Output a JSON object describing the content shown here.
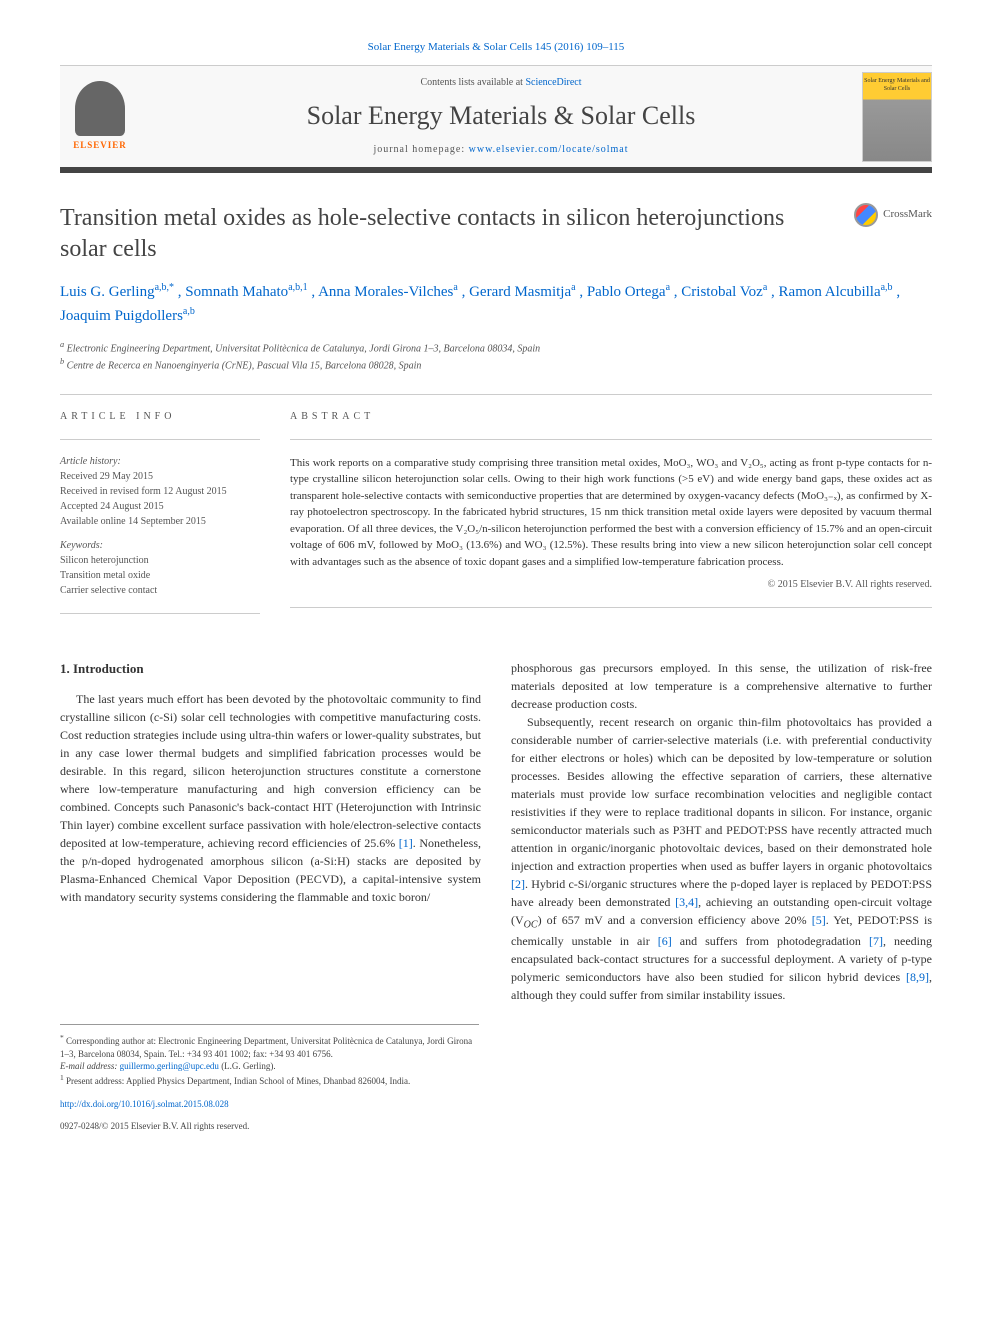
{
  "header": {
    "citation": "Solar Energy Materials & Solar Cells 145 (2016) 109–115",
    "contents_prefix": "Contents lists available at ",
    "contents_link": "ScienceDirect",
    "journal_name": "Solar Energy Materials & Solar Cells",
    "homepage_prefix": "journal homepage: ",
    "homepage_url": "www.elsevier.com/locate/solmat",
    "elsevier_label": "ELSEVIER",
    "cover_text": "Solar Energy Materials and Solar Cells"
  },
  "article": {
    "title": "Transition metal oxides as hole-selective contacts in silicon heterojunctions solar cells",
    "crossmark_label": "CrossMark",
    "authors_html": "Luis G. Gerling",
    "author_1": "Luis G. Gerling",
    "author_1_sup": "a,b,*",
    "author_2": ", Somnath Mahato",
    "author_2_sup": "a,b,1",
    "author_3": ", Anna Morales-Vilches",
    "author_3_sup": "a",
    "author_4": ", Gerard Masmitja",
    "author_4_sup": "a",
    "author_5": ", Pablo Ortega",
    "author_5_sup": "a",
    "author_6": ", Cristobal Voz",
    "author_6_sup": "a",
    "author_7": ", Ramon Alcubilla",
    "author_7_sup": "a,b",
    "author_8": ", Joaquim Puigdollers",
    "author_8_sup": "a,b",
    "affiliation_a": "Electronic Engineering Department, Universitat Politècnica de Catalunya, Jordi Girona 1–3, Barcelona 08034, Spain",
    "affiliation_b": "Centre de Recerca en Nanoenginyeria (CrNE), Pascual Vila 15, Barcelona 08028, Spain"
  },
  "info": {
    "heading": "ARTICLE INFO",
    "history_label": "Article history:",
    "received": "Received 29 May 2015",
    "revised": "Received in revised form 12 August 2015",
    "accepted": "Accepted 24 August 2015",
    "online": "Available online 14 September 2015",
    "keywords_label": "Keywords:",
    "kw1": "Silicon heterojunction",
    "kw2": "Transition metal oxide",
    "kw3": "Carrier selective contact"
  },
  "abstract": {
    "heading": "ABSTRACT",
    "text": "This work reports on a comparative study comprising three transition metal oxides, MoO₃, WO₃ and V₂O₅, acting as front p-type contacts for n-type crystalline silicon heterojunction solar cells. Owing to their high work functions (>5 eV) and wide energy band gaps, these oxides act as transparent hole-selective contacts with semiconductive properties that are determined by oxygen-vacancy defects (MoO₃₋ₓ), as confirmed by X-ray photoelectron spectroscopy. In the fabricated hybrid structures, 15 nm thick transition metal oxide layers were deposited by vacuum thermal evaporation. Of all three devices, the V₂O₅/n-silicon heterojunction performed the best with a conversion efficiency of 15.7% and an open-circuit voltage of 606 mV, followed by MoO₃ (13.6%) and WO₃ (12.5%). These results bring into view a new silicon heterojunction solar cell concept with advantages such as the absence of toxic dopant gases and a simplified low-temperature fabrication process.",
    "copyright": "© 2015 Elsevier B.V. All rights reserved."
  },
  "body": {
    "section_heading": "1. Introduction",
    "p1": "The last years much effort has been devoted by the photovoltaic community to find crystalline silicon (c-Si) solar cell technologies with competitive manufacturing costs. Cost reduction strategies include using ultra-thin wafers or lower-quality substrates, but in any case lower thermal budgets and simplified fabrication processes would be desirable. In this regard, silicon heterojunction structures constitute a cornerstone where low-temperature manufacturing and high conversion efficiency can be combined. Concepts such Panasonic's back-contact HIT (Heterojunction with Intrinsic Thin layer) combine excellent surface passivation with hole/electron-selective contacts deposited at low-temperature, achieving record efficiencies of 25.6% ",
    "p1_ref": "[1]",
    "p1_cont": ". Nonetheless, the p/n-doped hydrogenated amorphous silicon (a-Si:H) stacks are deposited by Plasma-Enhanced Chemical Vapor Deposition (PECVD), a capital-intensive system with mandatory security systems considering the flammable and toxic boron/",
    "p2_start": "phosphorous gas precursors employed. In this sense, the utilization of risk-free materials deposited at low temperature is a comprehensive alternative to further decrease production costs.",
    "p3": "Subsequently, recent research on organic thin-film photovoltaics has provided a considerable number of carrier-selective materials (i.e. with preferential conductivity for either electrons or holes) which can be deposited by low-temperature or solution processes. Besides allowing the effective separation of carriers, these alternative materials must provide low surface recombination velocities and negligible contact resistivities if they were to replace traditional dopants in silicon. For instance, organic semiconductor materials such as P3HT and PEDOT:PSS have recently attracted much attention in organic/inorganic photovoltaic devices, based on their demonstrated hole injection and extraction properties when used as buffer layers in organic photovoltaics ",
    "p3_ref2": "[2]",
    "p3_cont1": ". Hybrid c-Si/organic structures where the p-doped layer is replaced by PEDOT:PSS have already been demonstrated ",
    "p3_ref34": "[3,4]",
    "p3_cont2": ", achieving an outstanding open-circuit voltage (V",
    "p3_oc": "OC",
    "p3_cont3": ") of 657 mV and a conversion efficiency above 20% ",
    "p3_ref5": "[5]",
    "p3_cont4": ". Yet, PEDOT:PSS is chemically unstable in air ",
    "p3_ref6": "[6]",
    "p3_cont5": " and suffers from photodegradation ",
    "p3_ref7": "[7]",
    "p3_cont6": ", needing encapsulated back-contact structures for a successful deployment. A variety of p-type polymeric semiconductors have also been studied for silicon hybrid devices ",
    "p3_ref89": "[8,9]",
    "p3_cont7": ", although they could suffer from similar instability issues."
  },
  "footnotes": {
    "corr_label": "*",
    "corr_text": "Corresponding author at: Electronic Engineering Department, Universitat Politècnica de Catalunya, Jordi Girona 1–3, Barcelona 08034, Spain. Tel.: +34 93 401 1002; fax: +34 93 401 6756.",
    "email_label": "E-mail address: ",
    "email": "guillermo.gerling@upc.edu",
    "email_suffix": " (L.G. Gerling).",
    "present_label": "1",
    "present_text": " Present address: Applied Physics Department, Indian School of Mines, Dhanbad 826004, India.",
    "doi": "http://dx.doi.org/10.1016/j.solmat.2015.08.028",
    "issn_line": "0927-0248/© 2015 Elsevier B.V. All rights reserved."
  },
  "colors": {
    "link": "#0066cc",
    "text": "#333333",
    "muted": "#555555",
    "border": "#cccccc",
    "bar": "#444444",
    "orange": "#ff6600"
  }
}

▶ EXERCISE OBJECTIVE: Nothing but the pictures should be left out when the records are retyped exactly.

▶ ANSWER FOR THIS EXERCISE:
Output a JSON object describing the content shown here.
{
  "header": {
    "citation": "Solar Energy Materials & Solar Cells 145 (2016) 109–115",
    "contents_prefix": "Contents lists available at ",
    "contents_link": "ScienceDirect",
    "journal_name": "Solar Energy Materials & Solar Cells",
    "homepage_prefix": "journal homepage: ",
    "homepage_url": "www.elsevier.com/locate/solmat",
    "elsevier_label": "ELSEVIER",
    "cover_text": "Solar Energy Materials and Solar Cells"
  },
  "article": {
    "title": "Transition metal oxides as hole-selective contacts in silicon heterojunctions solar cells",
    "crossmark_label": "CrossMark",
    "authors_html": "Luis G. Gerling",
    "author_1": "Luis G. Gerling",
    "author_1_sup": "a,b,*",
    "author_2": ", Somnath Mahato",
    "author_2_sup": "a,b,1",
    "author_3": ", Anna Morales-Vilches",
    "author_3_sup": "a",
    "author_4": ", Gerard Masmitja",
    "author_4_sup": "a",
    "author_5": ", Pablo Ortega",
    "author_5_sup": "a",
    "author_6": ", Cristobal Voz",
    "author_6_sup": "a",
    "author_7": ", Ramon Alcubilla",
    "author_7_sup": "a,b",
    "author_8": ", Joaquim Puigdollers",
    "author_8_sup": "a,b",
    "affiliation_a": "Electronic Engineering Department, Universitat Politècnica de Catalunya, Jordi Girona 1–3, Barcelona 08034, Spain",
    "affiliation_b": "Centre de Recerca en Nanoenginyeria (CrNE), Pascual Vila 15, Barcelona 08028, Spain"
  },
  "info": {
    "heading": "ARTICLE INFO",
    "history_label": "Article history:",
    "received": "Received 29 May 2015",
    "revised": "Received in revised form 12 August 2015",
    "accepted": "Accepted 24 August 2015",
    "online": "Available online 14 September 2015",
    "keywords_label": "Keywords:",
    "kw1": "Silicon heterojunction",
    "kw2": "Transition metal oxide",
    "kw3": "Carrier selective contact"
  },
  "abstract": {
    "heading": "ABSTRACT",
    "text": "This work reports on a comparative study comprising three transition metal oxides, MoO₃, WO₃ and V₂O₅, acting as front p-type contacts for n-type crystalline silicon heterojunction solar cells. Owing to their high work functions (>5 eV) and wide energy band gaps, these oxides act as transparent hole-selective contacts with semiconductive properties that are determined by oxygen-vacancy defects (MoO₃₋ₓ), as confirmed by X-ray photoelectron spectroscopy. In the fabricated hybrid structures, 15 nm thick transition metal oxide layers were deposited by vacuum thermal evaporation. Of all three devices, the V₂O₅/n-silicon heterojunction performed the best with a conversion efficiency of 15.7% and an open-circuit voltage of 606 mV, followed by MoO₃ (13.6%) and WO₃ (12.5%). These results bring into view a new silicon heterojunction solar cell concept with advantages such as the absence of toxic dopant gases and a simplified low-temperature fabrication process.",
    "copyright": "© 2015 Elsevier B.V. All rights reserved."
  },
  "body": {
    "section_heading": "1. Introduction",
    "p1": "The last years much effort has been devoted by the photovoltaic community to find crystalline silicon (c-Si) solar cell technologies with competitive manufacturing costs. Cost reduction strategies include using ultra-thin wafers or lower-quality substrates, but in any case lower thermal budgets and simplified fabrication processes would be desirable. In this regard, silicon heterojunction structures constitute a cornerstone where low-temperature manufacturing and high conversion efficiency can be combined. Concepts such Panasonic's back-contact HIT (Heterojunction with Intrinsic Thin layer) combine excellent surface passivation with hole/electron-selective contacts deposited at low-temperature, achieving record efficiencies of 25.6% ",
    "p1_ref": "[1]",
    "p1_cont": ". Nonetheless, the p/n-doped hydrogenated amorphous silicon (a-Si:H) stacks are deposited by Plasma-Enhanced Chemical Vapor Deposition (PECVD), a capital-intensive system with mandatory security systems considering the flammable and toxic boron/",
    "p2_start": "phosphorous gas precursors employed. In this sense, the utilization of risk-free materials deposited at low temperature is a comprehensive alternative to further decrease production costs.",
    "p3": "Subsequently, recent research on organic thin-film photovoltaics has provided a considerable number of carrier-selective materials (i.e. with preferential conductivity for either electrons or holes) which can be deposited by low-temperature or solution processes. Besides allowing the effective separation of carriers, these alternative materials must provide low surface recombination velocities and negligible contact resistivities if they were to replace traditional dopants in silicon. For instance, organic semiconductor materials such as P3HT and PEDOT:PSS have recently attracted much attention in organic/inorganic photovoltaic devices, based on their demonstrated hole injection and extraction properties when used as buffer layers in organic photovoltaics ",
    "p3_ref2": "[2]",
    "p3_cont1": ". Hybrid c-Si/organic structures where the p-doped layer is replaced by PEDOT:PSS have already been demonstrated ",
    "p3_ref34": "[3,4]",
    "p3_cont2": ", achieving an outstanding open-circuit voltage (V",
    "p3_oc": "OC",
    "p3_cont3": ") of 657 mV and a conversion efficiency above 20% ",
    "p3_ref5": "[5]",
    "p3_cont4": ". Yet, PEDOT:PSS is chemically unstable in air ",
    "p3_ref6": "[6]",
    "p3_cont5": " and suffers from photodegradation ",
    "p3_ref7": "[7]",
    "p3_cont6": ", needing encapsulated back-contact structures for a successful deployment. A variety of p-type polymeric semiconductors have also been studied for silicon hybrid devices ",
    "p3_ref89": "[8,9]",
    "p3_cont7": ", although they could suffer from similar instability issues."
  },
  "footnotes": {
    "corr_label": "*",
    "corr_text": "Corresponding author at: Electronic Engineering Department, Universitat Politècnica de Catalunya, Jordi Girona 1–3, Barcelona 08034, Spain. Tel.: +34 93 401 1002; fax: +34 93 401 6756.",
    "email_label": "E-mail address: ",
    "email": "guillermo.gerling@upc.edu",
    "email_suffix": " (L.G. Gerling).",
    "present_label": "1",
    "present_text": " Present address: Applied Physics Department, Indian School of Mines, Dhanbad 826004, India.",
    "doi": "http://dx.doi.org/10.1016/j.solmat.2015.08.028",
    "issn_line": "0927-0248/© 2015 Elsevier B.V. All rights reserved."
  },
  "colors": {
    "link": "#0066cc",
    "text": "#333333",
    "muted": "#555555",
    "border": "#cccccc",
    "bar": "#444444",
    "orange": "#ff6600"
  }
}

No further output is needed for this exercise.